>> Begin

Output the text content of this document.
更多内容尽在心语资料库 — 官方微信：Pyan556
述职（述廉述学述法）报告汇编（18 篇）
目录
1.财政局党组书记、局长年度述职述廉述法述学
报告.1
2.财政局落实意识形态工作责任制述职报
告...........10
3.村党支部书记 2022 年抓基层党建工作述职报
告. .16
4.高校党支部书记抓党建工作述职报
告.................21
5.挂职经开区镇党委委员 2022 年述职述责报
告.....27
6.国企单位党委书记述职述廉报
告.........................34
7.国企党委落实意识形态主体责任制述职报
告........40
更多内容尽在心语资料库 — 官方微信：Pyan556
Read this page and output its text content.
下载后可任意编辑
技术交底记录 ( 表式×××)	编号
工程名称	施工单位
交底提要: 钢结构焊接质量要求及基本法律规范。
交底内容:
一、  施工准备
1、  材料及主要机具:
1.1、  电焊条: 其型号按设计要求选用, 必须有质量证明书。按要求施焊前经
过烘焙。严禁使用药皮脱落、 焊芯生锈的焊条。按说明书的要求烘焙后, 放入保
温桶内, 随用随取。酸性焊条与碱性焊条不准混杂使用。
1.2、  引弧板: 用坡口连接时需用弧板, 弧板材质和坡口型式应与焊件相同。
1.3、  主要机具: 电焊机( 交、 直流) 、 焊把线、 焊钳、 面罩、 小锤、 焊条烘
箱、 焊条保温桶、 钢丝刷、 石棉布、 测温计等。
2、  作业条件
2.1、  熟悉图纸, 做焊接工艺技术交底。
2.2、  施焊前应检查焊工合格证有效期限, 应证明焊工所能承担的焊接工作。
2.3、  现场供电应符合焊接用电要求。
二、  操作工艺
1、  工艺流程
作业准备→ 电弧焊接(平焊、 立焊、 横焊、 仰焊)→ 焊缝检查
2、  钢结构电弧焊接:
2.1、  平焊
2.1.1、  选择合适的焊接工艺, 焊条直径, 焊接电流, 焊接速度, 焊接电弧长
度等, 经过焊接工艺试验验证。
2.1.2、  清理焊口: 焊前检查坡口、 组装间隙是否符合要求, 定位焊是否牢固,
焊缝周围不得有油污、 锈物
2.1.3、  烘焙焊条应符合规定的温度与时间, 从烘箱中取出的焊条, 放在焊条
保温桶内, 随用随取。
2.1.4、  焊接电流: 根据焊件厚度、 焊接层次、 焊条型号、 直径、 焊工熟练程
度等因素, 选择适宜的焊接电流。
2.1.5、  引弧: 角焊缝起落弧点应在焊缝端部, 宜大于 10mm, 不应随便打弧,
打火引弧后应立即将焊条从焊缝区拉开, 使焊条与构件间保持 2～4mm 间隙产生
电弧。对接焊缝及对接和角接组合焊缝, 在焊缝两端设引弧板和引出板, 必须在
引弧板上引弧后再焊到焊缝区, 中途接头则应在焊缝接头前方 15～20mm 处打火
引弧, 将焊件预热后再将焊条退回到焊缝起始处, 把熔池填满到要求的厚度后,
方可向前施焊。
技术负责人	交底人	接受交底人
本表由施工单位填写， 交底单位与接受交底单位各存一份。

>> End

Return exactly the lines of the data, and only those, from the line with "Read this page and output its text content." through the last line, inclusive.

[Exercise answer]
Read this page and output its text content.
下载后可任意编辑
技术交底记录 ( 表式×××)	编号
工程名称	施工单位
交底提要: 钢结构焊接质量要求及基本法律规范。
交底内容:
一、  施工准备
1、  材料及主要机具:
1.1、  电焊条: 其型号按设计要求选用, 必须有质量证明书。按要求施焊前经
过烘焙。严禁使用药皮脱落、 焊芯生锈的焊条。按说明书的要求烘焙后, 放入保
温桶内, 随用随取。酸性焊条与碱性焊条不准混杂使用。
1.2、  引弧板: 用坡口连接时需用弧板, 弧板材质和坡口型式应与焊件相同。
1.3、  主要机具: 电焊机( 交、 直流) 、 焊把线、 焊钳、 面罩、 小锤、 焊条烘
箱、 焊条保温桶、 钢丝刷、 石棉布、 测温计等。
2、  作业条件
2.1、  熟悉图纸, 做焊接工艺技术交底。
2.2、  施焊前应检查焊工合格证有效期限, 应证明焊工所能承担的焊接工作。
2.3、  现场供电应符合焊接用电要求。
二、  操作工艺
1、  工艺流程
作业准备→ 电弧焊接(平焊、 立焊、 横焊、 仰焊)→ 焊缝检查
2、  钢结构电弧焊接:
2.1、  平焊
2.1.1、  选择合适的焊接工艺, 焊条直径, 焊接电流, 焊接速度, 焊接电弧长
度等, 经过焊接工艺试验验证。
2.1.2、  清理焊口: 焊前检查坡口、 组装间隙是否符合要求, 定位焊是否牢固,
焊缝周围不得有油污、 锈物
2.1.3、  烘焙焊条应符合规定的温度与时间, 从烘箱中取出的焊条, 放在焊条
保温桶内, 随用随取。
2.1.4、  焊接电流: 根据焊件厚度、 焊接层次、 焊条型号、 直径、 焊工熟练程
度等因素, 选择适宜的焊接电流。
2.1.5、  引弧: 角焊缝起落弧点应在焊缝端部, 宜大于 10mm, 不应随便打弧,
打火引弧后应立即将焊条从焊缝区拉开, 使焊条与构件间保持 2～4mm 间隙产生
电弧。对接焊缝及对接和角接组合焊缝, 在焊缝两端设引弧板和引出板, 必须在
引弧板上引弧后再焊到焊缝区, 中途接头则应在焊缝接头前方 15～20mm 处打火
引弧, 将焊件预热后再将焊条退回到焊缝起始处, 把熔池填满到要求的厚度后,
方可向前施焊。
技术负责人	交底人	接受交底人
本表由施工单位填写， 交底单位与接受交底单位各存一份。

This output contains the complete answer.